** START **

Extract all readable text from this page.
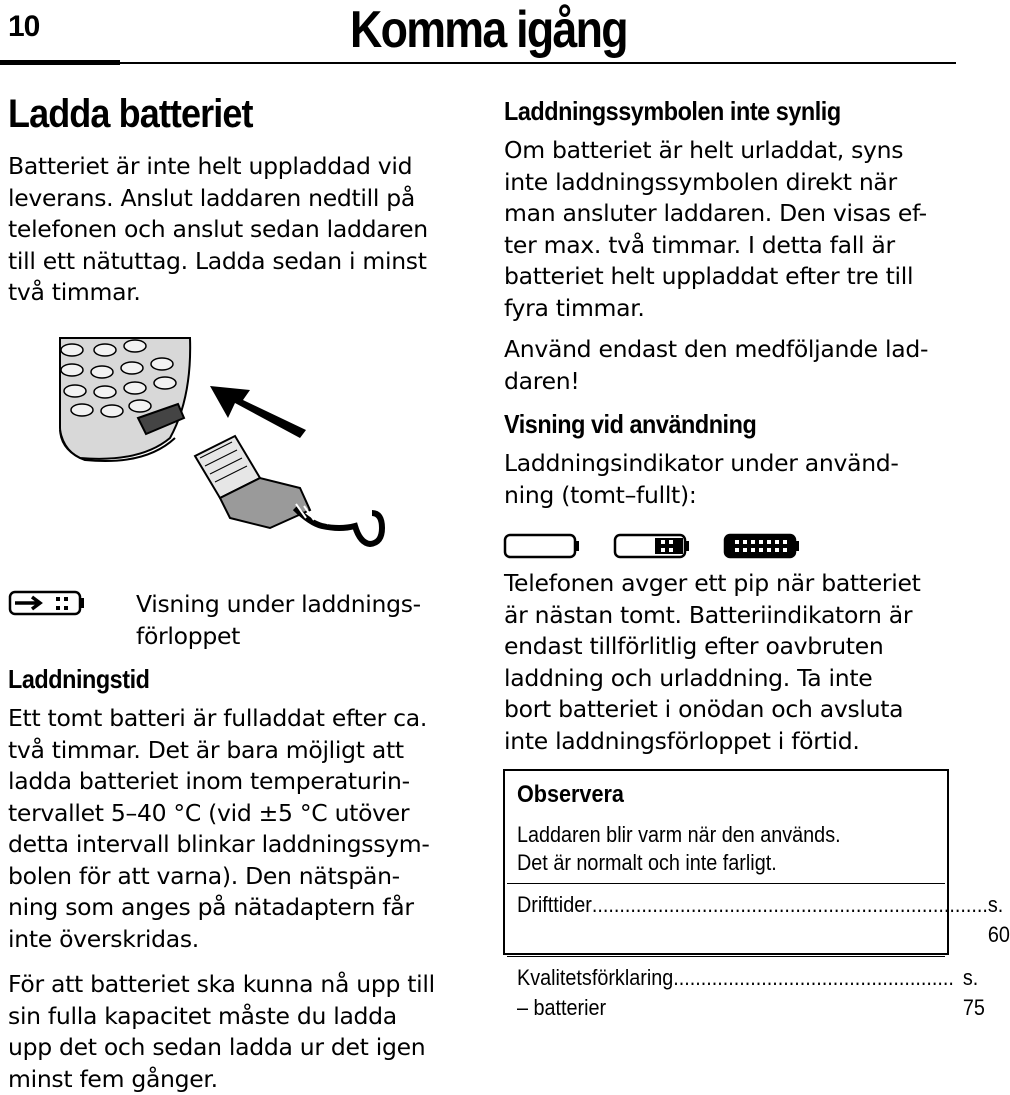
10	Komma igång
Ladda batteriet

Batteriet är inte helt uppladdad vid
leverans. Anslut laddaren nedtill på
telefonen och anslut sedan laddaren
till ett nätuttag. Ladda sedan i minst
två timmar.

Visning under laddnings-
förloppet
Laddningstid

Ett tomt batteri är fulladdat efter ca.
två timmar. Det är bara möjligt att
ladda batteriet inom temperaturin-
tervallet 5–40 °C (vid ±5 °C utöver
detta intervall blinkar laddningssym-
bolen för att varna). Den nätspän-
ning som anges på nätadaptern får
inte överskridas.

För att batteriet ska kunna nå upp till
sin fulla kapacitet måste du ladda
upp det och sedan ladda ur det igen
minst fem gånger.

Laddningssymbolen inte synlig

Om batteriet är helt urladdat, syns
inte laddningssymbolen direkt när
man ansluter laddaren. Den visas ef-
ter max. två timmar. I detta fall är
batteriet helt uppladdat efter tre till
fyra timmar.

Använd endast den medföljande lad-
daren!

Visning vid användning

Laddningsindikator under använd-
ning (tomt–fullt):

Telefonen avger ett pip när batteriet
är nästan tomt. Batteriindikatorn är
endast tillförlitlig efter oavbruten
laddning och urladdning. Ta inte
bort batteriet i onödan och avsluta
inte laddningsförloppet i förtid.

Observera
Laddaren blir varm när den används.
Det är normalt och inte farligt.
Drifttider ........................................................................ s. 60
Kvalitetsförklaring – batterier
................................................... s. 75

** END **

• **Given task**
Show the lines from the data above that contain the string "detta".

• **Full answer**
detta intervall blinkar laddningssym-
ter max. två timmar. I detta fall är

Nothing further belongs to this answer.